Listed records:
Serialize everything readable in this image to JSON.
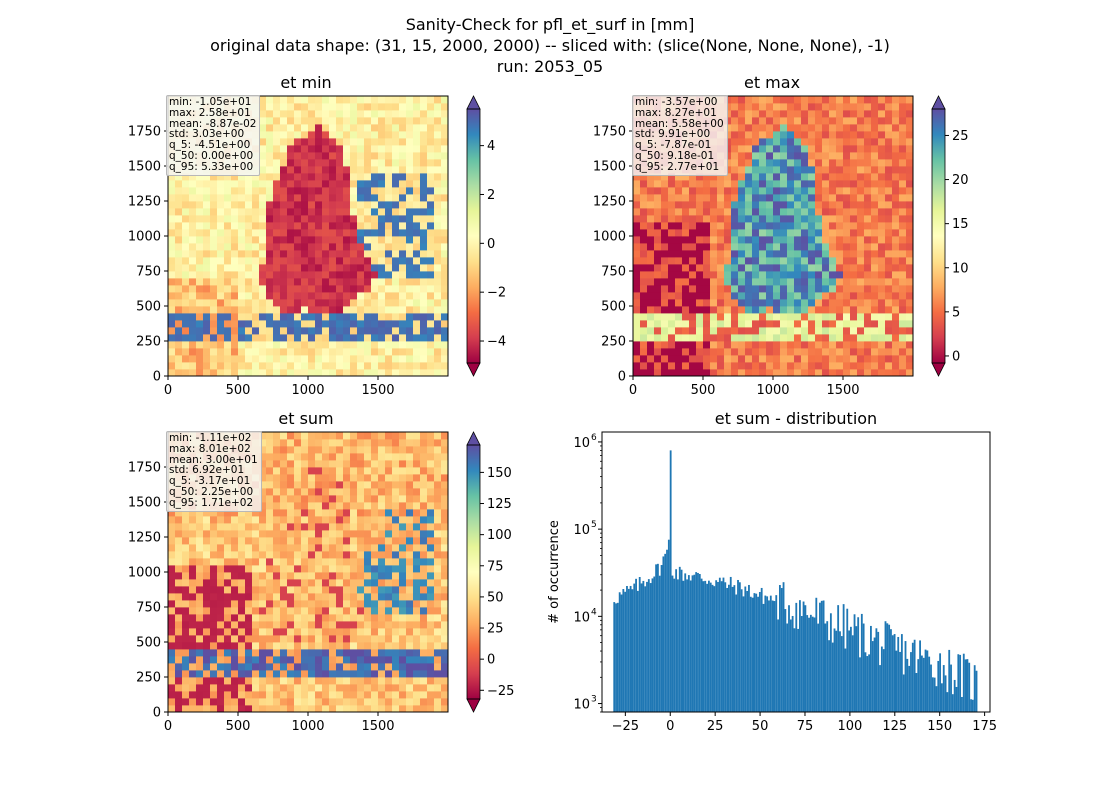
{
  "title": {
    "line1": "Sanity-Check for pfl_et_surf in [mm]",
    "line2": "original data shape: (31, 15, 2000, 2000) -- sliced with: (slice(None, None, None), -1)",
    "line3": "run: 2053_05"
  },
  "colors": {
    "spectral": [
      "#9e0142",
      "#d53e4f",
      "#f46d43",
      "#fdae61",
      "#fee08b",
      "#ffffbf",
      "#e6f598",
      "#abdda4",
      "#66c2a5",
      "#3288bd",
      "#5e4fa2"
    ],
    "hist_bar": "#1f77b4",
    "axis": "#000000"
  },
  "chart_data": [
    {
      "type": "heatmap",
      "title": "et min",
      "xlim": [
        0,
        2000
      ],
      "ylim": [
        0,
        2000
      ],
      "xticks": [
        0,
        500,
        1000,
        1500
      ],
      "yticks": [
        0,
        250,
        500,
        750,
        1000,
        1250,
        1500,
        1750
      ],
      "colorbar": {
        "vmin": -4.9,
        "vmax": 5.5,
        "ticks": [
          -4,
          -2,
          0,
          2,
          4
        ],
        "extend": "both",
        "cmap": "Spectral"
      },
      "stats": [
        "min: -1.05e+01",
        "max: 2.58e+01",
        "mean: -8.87e-02",
        "std: 3.03e+00",
        "q_5: -4.51e+00",
        "q_50: 0.00e+00",
        "q_95: 5.33e+00"
      ]
    },
    {
      "type": "heatmap",
      "title": "et max",
      "xlim": [
        0,
        2000
      ],
      "ylim": [
        0,
        2000
      ],
      "xticks": [
        0,
        500,
        1000,
        1500
      ],
      "yticks": [
        0,
        250,
        500,
        750,
        1000,
        1250,
        1500,
        1750
      ],
      "colorbar": {
        "vmin": -0.8,
        "vmax": 28,
        "ticks": [
          0,
          5,
          10,
          15,
          20,
          25
        ],
        "extend": "both",
        "cmap": "Spectral"
      },
      "stats": [
        "min: -3.57e+00",
        "max: 8.27e+01",
        "mean: 5.58e+00",
        "std: 9.91e+00",
        "q_5: -7.87e-01",
        "q_50: 9.18e-01",
        "q_95: 2.77e+01"
      ]
    },
    {
      "type": "heatmap",
      "title": "et sum",
      "xlim": [
        0,
        2000
      ],
      "ylim": [
        0,
        2000
      ],
      "xticks": [
        0,
        500,
        1000,
        1500
      ],
      "yticks": [
        0,
        250,
        500,
        750,
        1000,
        1250,
        1500,
        1750
      ],
      "colorbar": {
        "vmin": -32,
        "vmax": 172,
        "ticks": [
          -25,
          0,
          25,
          50,
          75,
          100,
          125,
          150
        ],
        "extend": "both",
        "cmap": "Spectral"
      },
      "stats": [
        "min: -1.11e+02",
        "max: 8.01e+02",
        "mean: 3.00e+01",
        "std: 6.92e+01",
        "q_5: -3.17e+01",
        "q_50: 2.25e+00",
        "q_95: 1.71e+02"
      ]
    },
    {
      "type": "bar",
      "title": "et sum - distribution",
      "ylabel": "# of occurrence",
      "yscale": "log",
      "xlim": [
        -38,
        178
      ],
      "ylim": [
        800,
        1300000
      ],
      "xticks": [
        -25,
        0,
        25,
        50,
        75,
        100,
        125,
        150,
        175
      ],
      "yticks": [
        {
          "value": 1000,
          "label": "10",
          "exp": "3"
        },
        {
          "value": 10000,
          "label": "10",
          "exp": "4"
        },
        {
          "value": 100000,
          "label": "10",
          "exp": "5"
        },
        {
          "value": 1000000,
          "label": "10",
          "exp": "6"
        }
      ],
      "bin_range": [
        -31.7,
        171
      ],
      "bin_count": 200,
      "profile": [
        [
          -31.7,
          16000
        ],
        [
          -25,
          18500
        ],
        [
          -20,
          21000
        ],
        [
          -15,
          25000
        ],
        [
          -10,
          30000
        ],
        [
          -5,
          38000
        ],
        [
          -2,
          55000
        ],
        [
          -1,
          42000
        ],
        [
          0,
          800000
        ],
        [
          1,
          34000
        ],
        [
          5,
          31000
        ],
        [
          10,
          30000
        ],
        [
          20,
          27000
        ],
        [
          30,
          24000
        ],
        [
          40,
          21000
        ],
        [
          50,
          17500
        ],
        [
          60,
          15000
        ],
        [
          75,
          11500
        ],
        [
          100,
          7000
        ],
        [
          125,
          4200
        ],
        [
          150,
          2800
        ],
        [
          171,
          1700
        ]
      ]
    }
  ]
}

Exercise goal:
List every line above containing the word "mean".

Result of the task:
        "mean: -8.87e-02",
        "mean: 5.58e+00",
        "mean: 3.00e+01",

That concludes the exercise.